==== WORKING DATA ====
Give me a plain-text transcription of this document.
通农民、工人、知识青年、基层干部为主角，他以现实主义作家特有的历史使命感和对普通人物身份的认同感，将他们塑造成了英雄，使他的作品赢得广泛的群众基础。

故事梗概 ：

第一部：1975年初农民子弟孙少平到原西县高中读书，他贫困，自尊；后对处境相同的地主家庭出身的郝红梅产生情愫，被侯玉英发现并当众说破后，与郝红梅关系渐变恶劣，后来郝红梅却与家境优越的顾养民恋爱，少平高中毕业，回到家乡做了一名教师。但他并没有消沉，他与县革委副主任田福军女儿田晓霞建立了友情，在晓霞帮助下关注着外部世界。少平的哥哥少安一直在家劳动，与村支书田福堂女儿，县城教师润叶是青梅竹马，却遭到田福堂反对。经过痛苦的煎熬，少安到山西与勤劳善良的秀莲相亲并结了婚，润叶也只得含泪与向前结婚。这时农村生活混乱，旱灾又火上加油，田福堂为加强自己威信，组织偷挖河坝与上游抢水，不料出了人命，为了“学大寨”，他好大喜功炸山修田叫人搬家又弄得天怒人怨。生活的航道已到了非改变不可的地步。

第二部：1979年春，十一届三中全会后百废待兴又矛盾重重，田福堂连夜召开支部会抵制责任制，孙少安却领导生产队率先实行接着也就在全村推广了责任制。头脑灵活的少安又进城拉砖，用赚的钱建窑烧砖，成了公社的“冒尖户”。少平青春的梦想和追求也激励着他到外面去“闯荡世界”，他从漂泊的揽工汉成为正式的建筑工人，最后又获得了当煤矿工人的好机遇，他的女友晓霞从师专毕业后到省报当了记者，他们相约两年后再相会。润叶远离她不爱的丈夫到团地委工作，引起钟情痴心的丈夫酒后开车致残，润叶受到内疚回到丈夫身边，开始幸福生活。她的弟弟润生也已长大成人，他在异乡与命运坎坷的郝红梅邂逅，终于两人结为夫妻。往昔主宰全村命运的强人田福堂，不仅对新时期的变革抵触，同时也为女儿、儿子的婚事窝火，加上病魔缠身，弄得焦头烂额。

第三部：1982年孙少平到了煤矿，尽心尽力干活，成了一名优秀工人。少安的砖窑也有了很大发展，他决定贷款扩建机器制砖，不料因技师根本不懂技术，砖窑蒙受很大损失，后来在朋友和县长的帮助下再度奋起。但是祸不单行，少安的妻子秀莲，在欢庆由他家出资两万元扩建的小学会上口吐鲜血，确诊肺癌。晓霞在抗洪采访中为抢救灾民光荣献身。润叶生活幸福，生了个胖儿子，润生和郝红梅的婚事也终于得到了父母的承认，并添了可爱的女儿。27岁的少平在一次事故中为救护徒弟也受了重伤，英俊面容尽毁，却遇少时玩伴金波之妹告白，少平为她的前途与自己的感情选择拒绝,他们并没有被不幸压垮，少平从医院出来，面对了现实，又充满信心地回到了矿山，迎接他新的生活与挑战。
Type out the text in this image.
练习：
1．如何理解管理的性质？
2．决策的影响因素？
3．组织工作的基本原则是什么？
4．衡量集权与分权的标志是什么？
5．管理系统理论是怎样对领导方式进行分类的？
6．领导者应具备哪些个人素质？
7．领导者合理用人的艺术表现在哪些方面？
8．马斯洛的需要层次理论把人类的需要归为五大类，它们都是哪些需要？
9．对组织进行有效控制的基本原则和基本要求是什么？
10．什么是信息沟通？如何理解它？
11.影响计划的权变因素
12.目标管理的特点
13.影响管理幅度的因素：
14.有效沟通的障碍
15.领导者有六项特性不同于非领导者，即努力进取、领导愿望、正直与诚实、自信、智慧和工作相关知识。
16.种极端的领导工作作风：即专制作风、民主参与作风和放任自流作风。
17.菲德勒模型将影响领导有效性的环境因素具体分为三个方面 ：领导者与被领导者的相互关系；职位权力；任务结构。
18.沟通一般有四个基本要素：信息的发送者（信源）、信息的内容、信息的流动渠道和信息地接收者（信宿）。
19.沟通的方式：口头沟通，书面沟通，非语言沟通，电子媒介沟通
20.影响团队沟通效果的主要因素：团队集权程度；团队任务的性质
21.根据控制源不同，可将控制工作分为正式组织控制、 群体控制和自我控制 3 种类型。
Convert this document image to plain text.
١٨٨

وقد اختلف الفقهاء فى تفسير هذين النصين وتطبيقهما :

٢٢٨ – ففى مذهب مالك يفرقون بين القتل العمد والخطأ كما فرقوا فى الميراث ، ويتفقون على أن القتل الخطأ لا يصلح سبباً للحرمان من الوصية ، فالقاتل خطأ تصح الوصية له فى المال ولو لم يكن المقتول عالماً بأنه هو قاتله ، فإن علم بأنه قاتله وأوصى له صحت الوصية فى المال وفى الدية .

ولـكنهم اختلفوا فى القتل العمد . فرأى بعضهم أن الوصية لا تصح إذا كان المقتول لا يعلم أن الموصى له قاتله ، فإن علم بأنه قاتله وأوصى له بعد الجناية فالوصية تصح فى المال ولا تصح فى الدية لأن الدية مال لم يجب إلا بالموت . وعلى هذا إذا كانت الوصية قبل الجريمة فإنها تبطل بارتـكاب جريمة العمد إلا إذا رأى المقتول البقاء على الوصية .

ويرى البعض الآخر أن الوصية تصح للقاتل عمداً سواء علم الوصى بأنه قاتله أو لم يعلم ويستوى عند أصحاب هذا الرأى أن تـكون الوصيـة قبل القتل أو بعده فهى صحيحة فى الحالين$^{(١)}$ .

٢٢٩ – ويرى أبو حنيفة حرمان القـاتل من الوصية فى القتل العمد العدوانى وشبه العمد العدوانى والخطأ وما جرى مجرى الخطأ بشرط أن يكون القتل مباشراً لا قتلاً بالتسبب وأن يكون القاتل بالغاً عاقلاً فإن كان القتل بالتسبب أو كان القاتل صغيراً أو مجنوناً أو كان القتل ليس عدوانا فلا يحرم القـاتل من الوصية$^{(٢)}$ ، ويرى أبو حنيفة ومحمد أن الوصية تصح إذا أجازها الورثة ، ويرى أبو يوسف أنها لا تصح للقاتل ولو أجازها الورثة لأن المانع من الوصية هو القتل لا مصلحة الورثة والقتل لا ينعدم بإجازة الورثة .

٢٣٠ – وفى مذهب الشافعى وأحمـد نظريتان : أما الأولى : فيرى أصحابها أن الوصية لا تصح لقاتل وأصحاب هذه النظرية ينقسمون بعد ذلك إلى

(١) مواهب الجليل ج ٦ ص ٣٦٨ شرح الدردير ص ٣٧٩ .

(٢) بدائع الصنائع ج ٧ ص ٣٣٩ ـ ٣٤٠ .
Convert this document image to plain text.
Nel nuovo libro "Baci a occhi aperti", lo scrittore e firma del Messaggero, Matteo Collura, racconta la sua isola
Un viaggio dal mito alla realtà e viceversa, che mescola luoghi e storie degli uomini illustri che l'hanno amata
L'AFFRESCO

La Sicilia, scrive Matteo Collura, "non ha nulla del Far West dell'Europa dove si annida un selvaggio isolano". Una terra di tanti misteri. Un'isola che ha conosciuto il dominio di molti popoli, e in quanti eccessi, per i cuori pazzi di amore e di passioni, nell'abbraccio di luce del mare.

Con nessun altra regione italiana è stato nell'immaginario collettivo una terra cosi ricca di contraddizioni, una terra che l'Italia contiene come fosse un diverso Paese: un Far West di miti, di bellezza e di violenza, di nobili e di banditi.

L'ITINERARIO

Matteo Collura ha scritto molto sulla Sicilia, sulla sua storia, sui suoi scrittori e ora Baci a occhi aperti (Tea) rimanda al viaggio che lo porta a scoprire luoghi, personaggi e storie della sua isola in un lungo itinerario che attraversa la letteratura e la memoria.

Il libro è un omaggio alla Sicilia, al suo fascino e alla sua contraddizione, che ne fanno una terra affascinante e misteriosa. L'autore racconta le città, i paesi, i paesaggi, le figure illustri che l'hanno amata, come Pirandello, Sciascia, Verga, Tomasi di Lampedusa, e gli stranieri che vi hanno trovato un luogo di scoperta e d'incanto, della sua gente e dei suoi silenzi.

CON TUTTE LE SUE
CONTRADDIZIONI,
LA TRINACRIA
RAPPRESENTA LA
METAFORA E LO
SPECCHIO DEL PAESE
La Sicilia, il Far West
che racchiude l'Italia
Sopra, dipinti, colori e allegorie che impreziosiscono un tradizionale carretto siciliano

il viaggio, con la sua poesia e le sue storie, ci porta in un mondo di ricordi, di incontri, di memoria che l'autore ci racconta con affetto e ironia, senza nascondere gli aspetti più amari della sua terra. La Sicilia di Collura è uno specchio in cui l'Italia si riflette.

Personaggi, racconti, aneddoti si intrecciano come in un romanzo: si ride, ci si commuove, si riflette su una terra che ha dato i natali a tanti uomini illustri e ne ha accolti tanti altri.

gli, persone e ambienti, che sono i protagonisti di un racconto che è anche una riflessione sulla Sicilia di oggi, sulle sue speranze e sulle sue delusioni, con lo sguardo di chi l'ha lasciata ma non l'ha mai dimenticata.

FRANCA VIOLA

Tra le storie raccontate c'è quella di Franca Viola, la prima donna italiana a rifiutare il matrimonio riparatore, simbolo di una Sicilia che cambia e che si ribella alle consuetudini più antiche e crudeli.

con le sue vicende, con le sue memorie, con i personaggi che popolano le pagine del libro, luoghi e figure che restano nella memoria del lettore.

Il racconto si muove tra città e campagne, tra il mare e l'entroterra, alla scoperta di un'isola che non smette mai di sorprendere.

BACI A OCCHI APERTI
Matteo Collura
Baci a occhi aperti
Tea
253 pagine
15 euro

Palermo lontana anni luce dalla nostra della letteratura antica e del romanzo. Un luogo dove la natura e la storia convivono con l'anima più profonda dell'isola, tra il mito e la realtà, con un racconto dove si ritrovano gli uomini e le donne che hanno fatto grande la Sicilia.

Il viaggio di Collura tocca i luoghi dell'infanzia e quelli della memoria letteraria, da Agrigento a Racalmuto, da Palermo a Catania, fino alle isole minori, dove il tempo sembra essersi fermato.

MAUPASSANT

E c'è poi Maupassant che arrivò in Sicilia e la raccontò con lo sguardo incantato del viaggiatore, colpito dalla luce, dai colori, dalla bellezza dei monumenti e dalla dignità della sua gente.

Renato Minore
====
Say how many lines above hold the word "sulla", giving only the count.

2